Aim
Write out each line exactly as given. Leave the pictures out of your copy.
* begin Data extract *
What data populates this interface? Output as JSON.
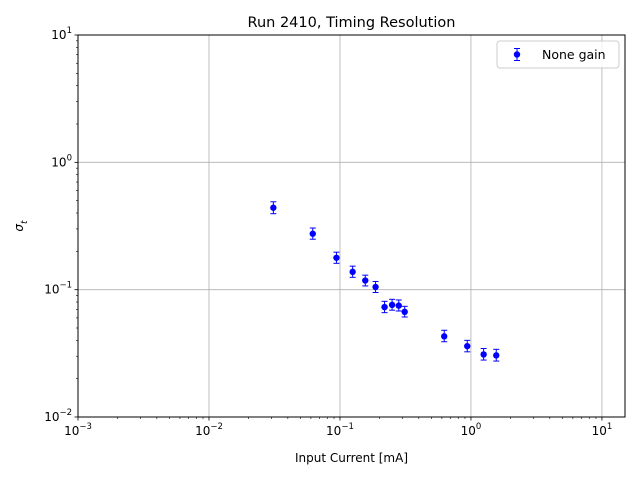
{
  "chart_data": {
    "type": "scatter",
    "title": "Run 2410, Timing Resolution",
    "xlabel": "Input Current [mA]",
    "ylabel_symbol": "σ",
    "ylabel_subscript": "t",
    "xscale": "log",
    "yscale": "log",
    "xlim": [
      0.001,
      15
    ],
    "ylim": [
      0.01,
      10
    ],
    "x_ticks": [
      {
        "value": 0.001,
        "base": "10",
        "exp": "−3"
      },
      {
        "value": 0.01,
        "base": "10",
        "exp": "−2"
      },
      {
        "value": 0.1,
        "base": "10",
        "exp": "−1"
      },
      {
        "value": 1,
        "base": "10",
        "exp": "0"
      },
      {
        "value": 10,
        "base": "10",
        "exp": "1"
      }
    ],
    "y_ticks": [
      {
        "value": 0.01,
        "base": "10",
        "exp": "−2"
      },
      {
        "value": 0.1,
        "base": "10",
        "exp": "−1"
      },
      {
        "value": 1,
        "base": "10",
        "exp": "0"
      },
      {
        "value": 10,
        "base": "10",
        "exp": "1"
      }
    ],
    "grid": true,
    "legend_position": "top-right",
    "series": [
      {
        "name": "None gain",
        "color": "#0000ff",
        "marker": "circle",
        "points": [
          {
            "x": 0.031,
            "y": 0.44,
            "yerr_low": 0.395,
            "yerr_high": 0.49
          },
          {
            "x": 0.062,
            "y": 0.275,
            "yerr_low": 0.249,
            "yerr_high": 0.305
          },
          {
            "x": 0.094,
            "y": 0.178,
            "yerr_low": 0.161,
            "yerr_high": 0.197
          },
          {
            "x": 0.125,
            "y": 0.138,
            "yerr_low": 0.125,
            "yerr_high": 0.153
          },
          {
            "x": 0.156,
            "y": 0.118,
            "yerr_low": 0.107,
            "yerr_high": 0.13
          },
          {
            "x": 0.187,
            "y": 0.105,
            "yerr_low": 0.095,
            "yerr_high": 0.116
          },
          {
            "x": 0.219,
            "y": 0.073,
            "yerr_low": 0.066,
            "yerr_high": 0.081
          },
          {
            "x": 0.25,
            "y": 0.076,
            "yerr_low": 0.069,
            "yerr_high": 0.084
          },
          {
            "x": 0.281,
            "y": 0.075,
            "yerr_low": 0.068,
            "yerr_high": 0.083
          },
          {
            "x": 0.312,
            "y": 0.067,
            "yerr_low": 0.061,
            "yerr_high": 0.074
          },
          {
            "x": 0.625,
            "y": 0.043,
            "yerr_low": 0.039,
            "yerr_high": 0.048
          },
          {
            "x": 0.937,
            "y": 0.036,
            "yerr_low": 0.0325,
            "yerr_high": 0.04
          },
          {
            "x": 1.25,
            "y": 0.031,
            "yerr_low": 0.028,
            "yerr_high": 0.0345
          },
          {
            "x": 1.56,
            "y": 0.0305,
            "yerr_low": 0.0275,
            "yerr_high": 0.034
          }
        ]
      }
    ]
  }
}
* end Data extract *
Answer to the task
What data populates this interface? Output as JSON.
{
  "chart_data": {
    "type": "scatter",
    "title": "Run 2410, Timing Resolution",
    "xlabel": "Input Current [mA]",
    "ylabel_symbol": "σ",
    "ylabel_subscript": "t",
    "xscale": "log",
    "yscale": "log",
    "xlim": [
      0.001,
      15
    ],
    "ylim": [
      0.01,
      10
    ],
    "x_ticks": [
      {
        "value": 0.001,
        "base": "10",
        "exp": "−3"
      },
      {
        "value": 0.01,
        "base": "10",
        "exp": "−2"
      },
      {
        "value": 0.1,
        "base": "10",
        "exp": "−1"
      },
      {
        "value": 1,
        "base": "10",
        "exp": "0"
      },
      {
        "value": 10,
        "base": "10",
        "exp": "1"
      }
    ],
    "y_ticks": [
      {
        "value": 0.01,
        "base": "10",
        "exp": "−2"
      },
      {
        "value": 0.1,
        "base": "10",
        "exp": "−1"
      },
      {
        "value": 1,
        "base": "10",
        "exp": "0"
      },
      {
        "value": 10,
        "base": "10",
        "exp": "1"
      }
    ],
    "grid": true,
    "legend_position": "top-right",
    "series": [
      {
        "name": "None gain",
        "color": "#0000ff",
        "marker": "circle",
        "points": [
          {
            "x": 0.031,
            "y": 0.44,
            "yerr_low": 0.395,
            "yerr_high": 0.49
          },
          {
            "x": 0.062,
            "y": 0.275,
            "yerr_low": 0.249,
            "yerr_high": 0.305
          },
          {
            "x": 0.094,
            "y": 0.178,
            "yerr_low": 0.161,
            "yerr_high": 0.197
          },
          {
            "x": 0.125,
            "y": 0.138,
            "yerr_low": 0.125,
            "yerr_high": 0.153
          },
          {
            "x": 0.156,
            "y": 0.118,
            "yerr_low": 0.107,
            "yerr_high": 0.13
          },
          {
            "x": 0.187,
            "y": 0.105,
            "yerr_low": 0.095,
            "yerr_high": 0.116
          },
          {
            "x": 0.219,
            "y": 0.073,
            "yerr_low": 0.066,
            "yerr_high": 0.081
          },
          {
            "x": 0.25,
            "y": 0.076,
            "yerr_low": 0.069,
            "yerr_high": 0.084
          },
          {
            "x": 0.281,
            "y": 0.075,
            "yerr_low": 0.068,
            "yerr_high": 0.083
          },
          {
            "x": 0.312,
            "y": 0.067,
            "yerr_low": 0.061,
            "yerr_high": 0.074
          },
          {
            "x": 0.625,
            "y": 0.043,
            "yerr_low": 0.039,
            "yerr_high": 0.048
          },
          {
            "x": 0.937,
            "y": 0.036,
            "yerr_low": 0.0325,
            "yerr_high": 0.04
          },
          {
            "x": 1.25,
            "y": 0.031,
            "yerr_low": 0.028,
            "yerr_high": 0.0345
          },
          {
            "x": 1.56,
            "y": 0.0305,
            "yerr_low": 0.0275,
            "yerr_high": 0.034
          }
        ]
      }
    ]
  }
}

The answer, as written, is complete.